[Page content records]

=== Section Start ===

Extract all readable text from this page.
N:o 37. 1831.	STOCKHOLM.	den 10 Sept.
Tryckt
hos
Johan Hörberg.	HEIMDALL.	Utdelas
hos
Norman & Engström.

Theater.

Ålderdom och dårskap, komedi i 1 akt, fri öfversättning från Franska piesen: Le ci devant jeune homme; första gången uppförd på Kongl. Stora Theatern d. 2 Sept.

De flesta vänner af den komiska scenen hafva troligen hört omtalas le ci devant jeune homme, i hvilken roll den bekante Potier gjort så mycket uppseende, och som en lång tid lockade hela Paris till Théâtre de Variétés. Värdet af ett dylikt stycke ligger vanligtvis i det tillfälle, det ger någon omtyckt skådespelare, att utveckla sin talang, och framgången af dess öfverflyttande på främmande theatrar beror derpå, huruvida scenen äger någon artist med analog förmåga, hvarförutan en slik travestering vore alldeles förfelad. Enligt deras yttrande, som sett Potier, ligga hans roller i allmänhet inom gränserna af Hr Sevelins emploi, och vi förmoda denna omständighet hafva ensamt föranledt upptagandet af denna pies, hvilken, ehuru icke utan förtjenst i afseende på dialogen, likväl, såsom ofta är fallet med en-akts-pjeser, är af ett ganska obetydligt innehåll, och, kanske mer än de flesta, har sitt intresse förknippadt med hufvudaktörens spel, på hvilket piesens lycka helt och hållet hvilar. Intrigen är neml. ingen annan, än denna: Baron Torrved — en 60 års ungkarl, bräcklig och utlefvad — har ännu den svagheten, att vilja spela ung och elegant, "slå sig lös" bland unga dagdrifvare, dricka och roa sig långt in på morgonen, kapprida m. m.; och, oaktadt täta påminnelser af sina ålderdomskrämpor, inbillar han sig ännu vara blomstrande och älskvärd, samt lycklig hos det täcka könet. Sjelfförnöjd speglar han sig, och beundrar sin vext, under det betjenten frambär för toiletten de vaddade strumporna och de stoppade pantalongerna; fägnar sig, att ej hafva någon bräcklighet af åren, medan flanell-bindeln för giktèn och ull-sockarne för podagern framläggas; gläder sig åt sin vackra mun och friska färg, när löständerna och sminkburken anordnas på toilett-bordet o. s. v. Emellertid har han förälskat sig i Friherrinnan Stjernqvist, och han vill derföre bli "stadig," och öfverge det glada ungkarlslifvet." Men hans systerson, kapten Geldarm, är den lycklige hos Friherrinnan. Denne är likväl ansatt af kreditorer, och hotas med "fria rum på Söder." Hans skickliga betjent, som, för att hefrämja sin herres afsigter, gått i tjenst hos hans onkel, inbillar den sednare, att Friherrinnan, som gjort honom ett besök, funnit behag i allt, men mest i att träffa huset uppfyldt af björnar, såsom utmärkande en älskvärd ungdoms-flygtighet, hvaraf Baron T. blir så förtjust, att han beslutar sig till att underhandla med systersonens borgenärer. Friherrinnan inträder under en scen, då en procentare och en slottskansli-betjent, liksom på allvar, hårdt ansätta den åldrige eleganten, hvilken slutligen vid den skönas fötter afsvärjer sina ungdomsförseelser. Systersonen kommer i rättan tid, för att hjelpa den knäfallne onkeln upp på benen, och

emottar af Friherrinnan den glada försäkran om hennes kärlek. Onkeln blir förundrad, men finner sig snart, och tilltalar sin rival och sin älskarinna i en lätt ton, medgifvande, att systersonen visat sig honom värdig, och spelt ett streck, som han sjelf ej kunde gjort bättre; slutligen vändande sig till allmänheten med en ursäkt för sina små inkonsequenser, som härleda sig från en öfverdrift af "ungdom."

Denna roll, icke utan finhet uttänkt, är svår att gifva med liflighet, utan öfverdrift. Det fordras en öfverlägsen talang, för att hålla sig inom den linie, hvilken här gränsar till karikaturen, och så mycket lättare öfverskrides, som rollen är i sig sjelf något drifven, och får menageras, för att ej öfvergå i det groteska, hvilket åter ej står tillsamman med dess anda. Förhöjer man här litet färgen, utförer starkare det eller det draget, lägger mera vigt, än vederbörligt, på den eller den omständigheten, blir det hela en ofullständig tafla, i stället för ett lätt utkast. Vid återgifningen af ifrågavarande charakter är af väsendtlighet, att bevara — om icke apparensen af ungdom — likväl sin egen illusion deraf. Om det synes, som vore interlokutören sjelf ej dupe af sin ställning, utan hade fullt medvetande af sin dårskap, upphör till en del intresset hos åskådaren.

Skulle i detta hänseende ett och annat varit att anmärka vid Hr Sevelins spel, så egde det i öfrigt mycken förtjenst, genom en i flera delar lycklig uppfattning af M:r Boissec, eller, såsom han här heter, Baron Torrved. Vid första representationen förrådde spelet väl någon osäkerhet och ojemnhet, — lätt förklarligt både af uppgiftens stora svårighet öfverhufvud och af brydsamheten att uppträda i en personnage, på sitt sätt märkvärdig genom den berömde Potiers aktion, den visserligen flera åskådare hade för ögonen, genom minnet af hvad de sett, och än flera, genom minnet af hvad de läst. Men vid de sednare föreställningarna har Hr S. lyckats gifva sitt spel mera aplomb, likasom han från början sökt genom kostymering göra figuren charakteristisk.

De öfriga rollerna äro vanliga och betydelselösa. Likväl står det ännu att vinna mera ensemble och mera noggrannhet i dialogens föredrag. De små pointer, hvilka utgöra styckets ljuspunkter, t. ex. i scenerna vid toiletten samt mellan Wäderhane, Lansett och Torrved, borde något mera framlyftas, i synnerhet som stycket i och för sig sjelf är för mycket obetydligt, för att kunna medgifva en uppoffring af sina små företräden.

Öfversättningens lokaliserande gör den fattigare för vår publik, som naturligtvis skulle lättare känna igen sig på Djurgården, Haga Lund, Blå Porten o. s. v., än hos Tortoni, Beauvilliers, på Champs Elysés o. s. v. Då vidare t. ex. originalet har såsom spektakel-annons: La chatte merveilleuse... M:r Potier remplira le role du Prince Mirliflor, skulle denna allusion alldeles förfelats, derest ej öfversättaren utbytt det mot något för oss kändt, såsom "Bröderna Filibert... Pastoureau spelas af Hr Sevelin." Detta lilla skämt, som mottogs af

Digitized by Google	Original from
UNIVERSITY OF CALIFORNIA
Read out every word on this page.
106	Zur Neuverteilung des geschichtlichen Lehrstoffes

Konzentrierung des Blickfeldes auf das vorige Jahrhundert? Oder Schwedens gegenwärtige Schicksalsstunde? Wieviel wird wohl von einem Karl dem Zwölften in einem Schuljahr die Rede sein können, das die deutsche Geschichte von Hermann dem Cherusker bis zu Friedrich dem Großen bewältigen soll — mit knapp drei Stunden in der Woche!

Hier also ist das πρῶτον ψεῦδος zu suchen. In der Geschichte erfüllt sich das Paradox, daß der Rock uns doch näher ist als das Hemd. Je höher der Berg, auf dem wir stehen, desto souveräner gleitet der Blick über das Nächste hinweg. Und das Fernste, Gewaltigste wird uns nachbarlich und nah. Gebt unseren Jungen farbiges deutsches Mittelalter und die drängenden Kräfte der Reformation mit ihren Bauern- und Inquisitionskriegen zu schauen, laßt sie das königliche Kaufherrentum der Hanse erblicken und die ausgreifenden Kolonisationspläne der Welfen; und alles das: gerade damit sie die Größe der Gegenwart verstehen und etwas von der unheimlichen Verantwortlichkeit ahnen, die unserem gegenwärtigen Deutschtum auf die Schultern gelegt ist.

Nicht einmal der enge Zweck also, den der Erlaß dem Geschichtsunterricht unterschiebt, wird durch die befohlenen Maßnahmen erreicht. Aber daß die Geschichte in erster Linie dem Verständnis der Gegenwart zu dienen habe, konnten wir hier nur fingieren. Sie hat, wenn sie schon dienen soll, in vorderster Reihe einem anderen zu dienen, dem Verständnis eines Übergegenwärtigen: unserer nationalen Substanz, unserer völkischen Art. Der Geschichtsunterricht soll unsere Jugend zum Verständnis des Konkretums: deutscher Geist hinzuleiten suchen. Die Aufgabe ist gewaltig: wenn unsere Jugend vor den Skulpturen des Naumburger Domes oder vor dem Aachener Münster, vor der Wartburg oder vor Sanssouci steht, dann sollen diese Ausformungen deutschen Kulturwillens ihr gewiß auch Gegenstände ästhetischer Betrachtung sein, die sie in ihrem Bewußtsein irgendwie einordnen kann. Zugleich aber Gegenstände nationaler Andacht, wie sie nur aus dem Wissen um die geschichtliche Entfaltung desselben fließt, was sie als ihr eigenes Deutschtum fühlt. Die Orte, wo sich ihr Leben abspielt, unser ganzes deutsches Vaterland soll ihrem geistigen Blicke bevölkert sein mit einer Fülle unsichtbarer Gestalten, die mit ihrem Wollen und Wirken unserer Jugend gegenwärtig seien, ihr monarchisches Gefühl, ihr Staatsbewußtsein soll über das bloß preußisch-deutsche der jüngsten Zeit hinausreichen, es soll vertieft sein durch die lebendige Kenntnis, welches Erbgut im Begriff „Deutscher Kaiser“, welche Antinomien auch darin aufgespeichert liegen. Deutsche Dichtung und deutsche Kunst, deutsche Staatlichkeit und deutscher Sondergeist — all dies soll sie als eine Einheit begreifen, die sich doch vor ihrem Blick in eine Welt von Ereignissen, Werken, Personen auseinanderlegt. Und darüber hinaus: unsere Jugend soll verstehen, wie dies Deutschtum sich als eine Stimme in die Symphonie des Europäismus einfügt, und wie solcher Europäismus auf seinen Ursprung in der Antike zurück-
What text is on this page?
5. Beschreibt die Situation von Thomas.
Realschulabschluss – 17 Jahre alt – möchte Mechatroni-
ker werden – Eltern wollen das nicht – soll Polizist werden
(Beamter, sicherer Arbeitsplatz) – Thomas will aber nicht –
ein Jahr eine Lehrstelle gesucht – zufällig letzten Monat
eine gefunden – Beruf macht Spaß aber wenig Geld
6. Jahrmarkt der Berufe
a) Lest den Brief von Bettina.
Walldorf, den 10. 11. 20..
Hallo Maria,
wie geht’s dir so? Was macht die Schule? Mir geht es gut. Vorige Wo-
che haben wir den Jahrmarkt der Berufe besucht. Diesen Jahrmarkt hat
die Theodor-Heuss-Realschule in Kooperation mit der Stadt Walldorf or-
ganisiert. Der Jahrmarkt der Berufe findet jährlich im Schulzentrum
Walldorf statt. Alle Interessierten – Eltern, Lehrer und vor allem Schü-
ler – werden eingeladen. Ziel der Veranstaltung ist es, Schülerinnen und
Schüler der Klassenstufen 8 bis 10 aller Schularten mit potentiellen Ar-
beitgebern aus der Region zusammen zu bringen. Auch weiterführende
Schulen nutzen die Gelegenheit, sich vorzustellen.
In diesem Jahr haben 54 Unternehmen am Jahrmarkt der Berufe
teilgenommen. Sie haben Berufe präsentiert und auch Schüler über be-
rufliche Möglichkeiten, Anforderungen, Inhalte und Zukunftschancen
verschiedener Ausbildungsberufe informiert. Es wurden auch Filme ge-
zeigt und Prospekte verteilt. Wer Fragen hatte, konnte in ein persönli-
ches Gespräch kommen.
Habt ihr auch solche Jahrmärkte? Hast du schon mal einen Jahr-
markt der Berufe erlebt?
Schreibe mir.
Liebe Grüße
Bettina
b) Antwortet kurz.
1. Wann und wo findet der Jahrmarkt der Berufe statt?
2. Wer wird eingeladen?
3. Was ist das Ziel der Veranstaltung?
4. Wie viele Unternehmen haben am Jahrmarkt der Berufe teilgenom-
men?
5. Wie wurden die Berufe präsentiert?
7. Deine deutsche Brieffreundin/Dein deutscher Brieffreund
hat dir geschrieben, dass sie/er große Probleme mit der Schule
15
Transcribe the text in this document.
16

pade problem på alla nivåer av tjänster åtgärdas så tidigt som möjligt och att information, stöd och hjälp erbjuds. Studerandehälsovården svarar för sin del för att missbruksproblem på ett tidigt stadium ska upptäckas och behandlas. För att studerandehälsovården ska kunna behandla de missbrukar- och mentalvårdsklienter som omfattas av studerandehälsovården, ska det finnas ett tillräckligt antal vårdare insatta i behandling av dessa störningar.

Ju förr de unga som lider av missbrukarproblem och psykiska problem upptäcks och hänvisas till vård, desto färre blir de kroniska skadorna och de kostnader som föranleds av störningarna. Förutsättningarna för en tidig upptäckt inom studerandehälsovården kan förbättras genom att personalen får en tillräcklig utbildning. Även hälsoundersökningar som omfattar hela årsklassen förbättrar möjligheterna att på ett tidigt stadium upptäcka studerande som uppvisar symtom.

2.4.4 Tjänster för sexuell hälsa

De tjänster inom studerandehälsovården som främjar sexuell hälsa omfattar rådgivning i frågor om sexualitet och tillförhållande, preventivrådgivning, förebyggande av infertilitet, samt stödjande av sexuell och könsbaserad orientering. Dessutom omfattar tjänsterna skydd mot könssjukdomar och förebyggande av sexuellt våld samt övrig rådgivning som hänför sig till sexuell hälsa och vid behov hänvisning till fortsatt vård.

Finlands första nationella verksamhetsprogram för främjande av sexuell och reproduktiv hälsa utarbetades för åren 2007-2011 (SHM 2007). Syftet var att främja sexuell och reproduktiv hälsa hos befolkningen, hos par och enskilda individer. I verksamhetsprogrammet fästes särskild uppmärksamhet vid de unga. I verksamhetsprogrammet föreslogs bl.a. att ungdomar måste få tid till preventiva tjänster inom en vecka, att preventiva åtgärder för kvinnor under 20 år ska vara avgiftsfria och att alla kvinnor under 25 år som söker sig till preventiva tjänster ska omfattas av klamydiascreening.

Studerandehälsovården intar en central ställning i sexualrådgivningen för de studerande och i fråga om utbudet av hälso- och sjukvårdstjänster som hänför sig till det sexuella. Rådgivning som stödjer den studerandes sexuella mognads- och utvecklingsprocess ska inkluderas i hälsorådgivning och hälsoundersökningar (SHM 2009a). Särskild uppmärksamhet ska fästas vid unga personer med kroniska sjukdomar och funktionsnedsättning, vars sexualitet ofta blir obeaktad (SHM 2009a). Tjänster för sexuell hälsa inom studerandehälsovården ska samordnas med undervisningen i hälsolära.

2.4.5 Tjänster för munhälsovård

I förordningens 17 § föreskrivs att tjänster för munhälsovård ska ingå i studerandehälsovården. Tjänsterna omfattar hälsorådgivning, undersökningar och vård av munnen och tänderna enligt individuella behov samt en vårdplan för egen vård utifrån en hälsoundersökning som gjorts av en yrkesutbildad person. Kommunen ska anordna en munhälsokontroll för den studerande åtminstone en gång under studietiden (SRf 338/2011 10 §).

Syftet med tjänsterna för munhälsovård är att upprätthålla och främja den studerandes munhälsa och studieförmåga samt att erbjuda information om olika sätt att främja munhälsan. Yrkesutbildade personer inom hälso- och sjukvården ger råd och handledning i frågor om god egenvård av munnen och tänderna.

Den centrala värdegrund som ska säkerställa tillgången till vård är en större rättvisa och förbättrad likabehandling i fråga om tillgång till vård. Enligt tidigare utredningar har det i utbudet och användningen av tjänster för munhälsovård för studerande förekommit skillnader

=== Section End ===

Exercise directions:
Find out how many lines in the data above hold the word "kunna". Write only the number.

Output for this exercise:
2